======== SUPPLIED MATERIAL

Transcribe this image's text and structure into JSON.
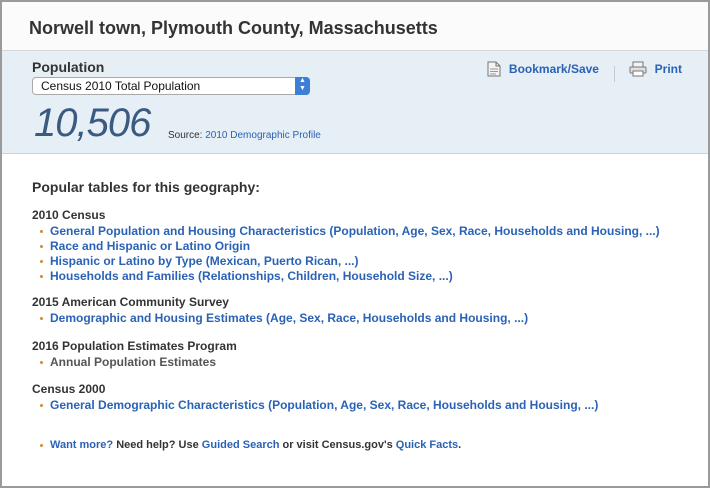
{
  "title": "Norwell town, Plymouth County, Massachusetts",
  "population": {
    "label": "Population",
    "select_value": "Census 2010 Total Population",
    "number": "10,506",
    "source_prefix": "Source:",
    "source_link": "2010 Demographic Profile"
  },
  "actions": {
    "bookmark": "Bookmark/Save",
    "print": "Print"
  },
  "popular": {
    "heading": "Popular tables for this geography:",
    "groups": [
      {
        "title": "2010 Census",
        "items": [
          "General Population and Housing Characteristics (Population, Age, Sex, Race, Households and Housing, ...)",
          "Race and Hispanic or Latino Origin",
          "Hispanic or Latino by Type (Mexican, Puerto Rican, ...)",
          "Households and Families (Relationships, Children, Household Size, ...)"
        ]
      },
      {
        "title": "2015 American Community Survey",
        "items": [
          "Demographic and Housing Estimates (Age, Sex, Race, Households and Housing, ...)"
        ]
      },
      {
        "title": "2016 Population Estimates Program",
        "items": [
          "Annual Population Estimates"
        ]
      },
      {
        "title": "Census 2000",
        "items": [
          "General Demographic Characteristics (Population, Age, Sex, Race, Households and Housing, ...)"
        ]
      }
    ]
  },
  "footer": {
    "want_more": "Want more?",
    "need_help": " Need help? Use ",
    "guided_search": "Guided Search",
    "or_visit": " or visit Census.gov's ",
    "quick_facts": "Quick Facts",
    "end": "."
  },
  "colors": {
    "link": "#2a62b5",
    "number": "#3a5a80",
    "panel": "#e6eef6",
    "bullet": "#d08a33"
  },
  "icons": [
    "document-icon",
    "printer-icon",
    "dropdown-arrow-icon"
  ]
}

================

__WORK REQUIRED__
Above are the records. Copy every line in them holding "General".

__SOLVED EXERCISE__
          "General Population and Housing Characteristics (Population, Age, Sex, Race, Households and Housing, ...)",
          "General Demographic Characteristics (Population, Age, Sex, Race, Households and Housing, ...)"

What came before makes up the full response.